AgentSkillsCN

bit-optimization

针对精简数据结构的位级优化模式。当您需要优化 rank/select、popcount,或平衡括号运算时,这一技能将助您事半功倍。触发条件包括“rank”、“select”、“popcount”、“位操作”、“查找表”、“优化”等术语。

SKILL.md
--- frontmatter
name: bit-optimization
description: Bit-level optimization patterns for succinct data structures. Use when optimizing rank/select, popcount, or balanced parentheses operations. Triggers on terms like "rank", "select", "popcount", "bit manipulation", "lookup table", "optimization".

Bit-Level Optimization Patterns

Learnings from optimizing succinct data structure operations.

Comprehensive documentation: See docs/optimizations/ for full technique reference:

Byte-Level Lookup Tables

When to use: Scanning bits one-at-a-time is slow (64 iterations per word). Use 256-entry lookup tables to process 8 bits at once.

Pattern: Two-Level Lookup

rust
// Precompute at compile time
const BYTE_MIN_EXCESS: [i8; 256] = { /* min prefix sum for each byte value */ };
const BYTE_TOTAL_EXCESS: [i8; 256] = { /* total excess (popcount*2 - 8) */ };
const BYTE_FIND_CLOSE: [[u8; 16]; 256] = { /* 2D: byte_value x initial_excess */ };

fn find_close_in_word_fast(word: u64, initial_excess: i32) -> Option<usize> {
    let bytes = word.to_le_bytes();
    let mut excess = initial_excess;

    for (i, &byte_val) in bytes.iter().enumerate() {
        // Level 1: Can the result be in this byte?
        let min_excess_in_byte = BYTE_MIN_EXCESS[byte_val as usize] as i32;
        if excess + min_excess_in_byte <= 0 {
            // Level 2: Find exact position within byte
            if excess <= 16 {
                let match_pos = BYTE_FIND_CLOSE[byte_val as usize][(excess - 1) as usize];
                return Some(i * 8 + match_pos as usize);
            }
            // Fallback for excess > 16: bit-by-bit scan of this byte only
        }
        excess += BYTE_TOTAL_EXCESS[byte_val as usize] as i32;
    }
    None
}

Key Insights

  1. Two-level lookup: First check if result is in this byte (fast), then find exact position
  2. Compile-time computation: Use const blocks for zero runtime overhead
  3. Hierarchical skip: Skip entire bytes/words when result can't be there
  4. Fallback for edge cases: Handle out-of-range lookup indices with bit scan

Results

  • 50-90% speedup for BP operations
  • ~90% speedup for construction
  • Deep nesting: 221ns vs 450ns (51% improvement)

Requirements -
1 > Print the passage of the bit-optimization page starting at "1. Two-level lookup: First" and ending at "450ns (51% improvement)".
2 > Which trigger terms does the description line in the frontmatter of the bit-optimization page list?

Supplied information -
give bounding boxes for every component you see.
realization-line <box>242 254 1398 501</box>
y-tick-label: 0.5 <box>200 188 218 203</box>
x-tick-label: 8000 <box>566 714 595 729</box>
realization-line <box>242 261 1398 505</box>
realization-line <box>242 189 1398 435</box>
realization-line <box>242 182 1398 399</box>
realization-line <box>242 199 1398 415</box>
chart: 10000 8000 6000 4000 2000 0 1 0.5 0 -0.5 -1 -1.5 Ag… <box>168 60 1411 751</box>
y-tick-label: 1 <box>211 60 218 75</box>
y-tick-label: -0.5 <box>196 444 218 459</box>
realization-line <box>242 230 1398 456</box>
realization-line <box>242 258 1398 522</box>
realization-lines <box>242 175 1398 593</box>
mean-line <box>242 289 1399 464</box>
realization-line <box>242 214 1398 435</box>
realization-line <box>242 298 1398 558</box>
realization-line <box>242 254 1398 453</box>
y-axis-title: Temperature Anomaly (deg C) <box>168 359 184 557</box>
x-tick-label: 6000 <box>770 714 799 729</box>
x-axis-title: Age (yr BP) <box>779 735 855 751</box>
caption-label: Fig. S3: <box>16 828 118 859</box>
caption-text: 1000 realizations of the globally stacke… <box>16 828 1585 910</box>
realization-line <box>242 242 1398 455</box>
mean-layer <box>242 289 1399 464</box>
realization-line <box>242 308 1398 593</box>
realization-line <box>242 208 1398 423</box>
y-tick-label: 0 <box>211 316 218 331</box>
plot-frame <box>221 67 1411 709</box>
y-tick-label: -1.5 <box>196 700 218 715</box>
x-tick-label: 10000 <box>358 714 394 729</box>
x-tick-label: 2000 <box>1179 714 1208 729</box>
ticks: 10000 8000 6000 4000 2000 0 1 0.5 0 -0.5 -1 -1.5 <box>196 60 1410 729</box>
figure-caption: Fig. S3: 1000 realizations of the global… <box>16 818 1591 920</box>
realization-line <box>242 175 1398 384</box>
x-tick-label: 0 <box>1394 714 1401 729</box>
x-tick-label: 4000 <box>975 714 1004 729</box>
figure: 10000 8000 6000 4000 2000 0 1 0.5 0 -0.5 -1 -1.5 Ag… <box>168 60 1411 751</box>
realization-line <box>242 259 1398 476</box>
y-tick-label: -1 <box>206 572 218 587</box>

Answers to the problems -
1 >
1. Two-level lookup: First check if result is in this byte (fast), then find exact position
  2. Compile-time computation: Use const blocks for zero runtime overhead
  3. Hierarchical skip: Skip entire bytes/words when result can't be there
  4. Fallback for edge cases: Handle out-of-range lookup indices with bit scan

Results

  • 50-90% speedup for BP operations
  • ~90% speedup for construction
  • Deep nesting: 221ns vs 450ns (51% improvement)

2 >
- rank
- select
- popcount
- bit manipulation
- lookup table
- optimization